### Stated goal
Set down the whole listing verbatim.

-- start Exercise input --

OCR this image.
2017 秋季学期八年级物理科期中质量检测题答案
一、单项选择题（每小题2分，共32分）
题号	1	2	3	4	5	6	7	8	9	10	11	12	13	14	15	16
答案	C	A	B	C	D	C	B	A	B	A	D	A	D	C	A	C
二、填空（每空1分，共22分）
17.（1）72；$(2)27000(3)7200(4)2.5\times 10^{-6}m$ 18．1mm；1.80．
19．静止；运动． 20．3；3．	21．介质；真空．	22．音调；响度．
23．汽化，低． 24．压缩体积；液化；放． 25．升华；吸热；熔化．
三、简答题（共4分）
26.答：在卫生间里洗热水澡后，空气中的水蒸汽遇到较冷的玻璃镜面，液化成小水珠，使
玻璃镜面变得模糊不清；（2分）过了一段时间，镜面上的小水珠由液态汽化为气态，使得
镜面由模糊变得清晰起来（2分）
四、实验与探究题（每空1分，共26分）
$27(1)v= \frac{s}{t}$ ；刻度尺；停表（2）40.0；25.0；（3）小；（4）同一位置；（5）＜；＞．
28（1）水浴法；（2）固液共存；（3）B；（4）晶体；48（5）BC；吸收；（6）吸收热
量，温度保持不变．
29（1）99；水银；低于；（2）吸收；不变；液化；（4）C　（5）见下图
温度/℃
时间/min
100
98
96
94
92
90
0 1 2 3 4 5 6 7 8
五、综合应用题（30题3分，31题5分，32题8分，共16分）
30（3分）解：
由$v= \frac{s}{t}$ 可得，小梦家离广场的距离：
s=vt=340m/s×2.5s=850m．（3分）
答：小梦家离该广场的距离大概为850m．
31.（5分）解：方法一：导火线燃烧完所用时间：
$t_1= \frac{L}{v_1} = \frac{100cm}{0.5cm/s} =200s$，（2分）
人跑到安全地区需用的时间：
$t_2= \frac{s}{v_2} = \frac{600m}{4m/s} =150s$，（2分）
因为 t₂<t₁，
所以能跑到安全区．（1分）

-- end Exercise input --

### Answer to this task
OCR this image.
2017 秋季学期八年级物理科期中质量检测题答案
一、单项选择题（每小题2分，共32分）
题号	1	2	3	4	5	6	7	8	9	10	11	12	13	14	15	16
答案	C	A	B	C	D	C	B	A	B	A	D	A	D	C	A	C
二、填空（每空1分，共22分）
17.（1）72；$(2)27000(3)7200(4)2.5\times 10^{-6}m$ 18．1mm；1.80．
19．静止；运动． 20．3；3．	21．介质；真空．	22．音调；响度．
23．汽化，低． 24．压缩体积；液化；放． 25．升华；吸热；熔化．
三、简答题（共4分）
26.答：在卫生间里洗热水澡后，空气中的水蒸汽遇到较冷的玻璃镜面，液化成小水珠，使
玻璃镜面变得模糊不清；（2分）过了一段时间，镜面上的小水珠由液态汽化为气态，使得
镜面由模糊变得清晰起来（2分）
四、实验与探究题（每空1分，共26分）
$27(1)v= \frac{s}{t}$ ；刻度尺；停表（2）40.0；25.0；（3）小；（4）同一位置；（5）＜；＞．
28（1）水浴法；（2）固液共存；（3）B；（4）晶体；48（5）BC；吸收；（6）吸收热
量，温度保持不变．
29（1）99；水银；低于；（2）吸收；不变；液化；（4）C　（5）见下图
温度/℃
时间/min
100
98
96
94
92
90
0 1 2 3 4 5 6 7 8
五、综合应用题（30题3分，31题5分，32题8分，共16分）
30（3分）解：
由$v= \frac{s}{t}$ 可得，小梦家离广场的距离：
s=vt=340m/s×2.5s=850m．（3分）
答：小梦家离该广场的距离大概为850m．
31.（5分）解：方法一：导火线燃烧完所用时间：
$t_1= \frac{L}{v_1} = \frac{100cm}{0.5cm/s} =200s$，（2分）
人跑到安全地区需用的时间：
$t_2= \frac{s}{v_2} = \frac{600m}{4m/s} =150s$，（2分）
因为 t₂<t₁，
所以能跑到安全区．（1分）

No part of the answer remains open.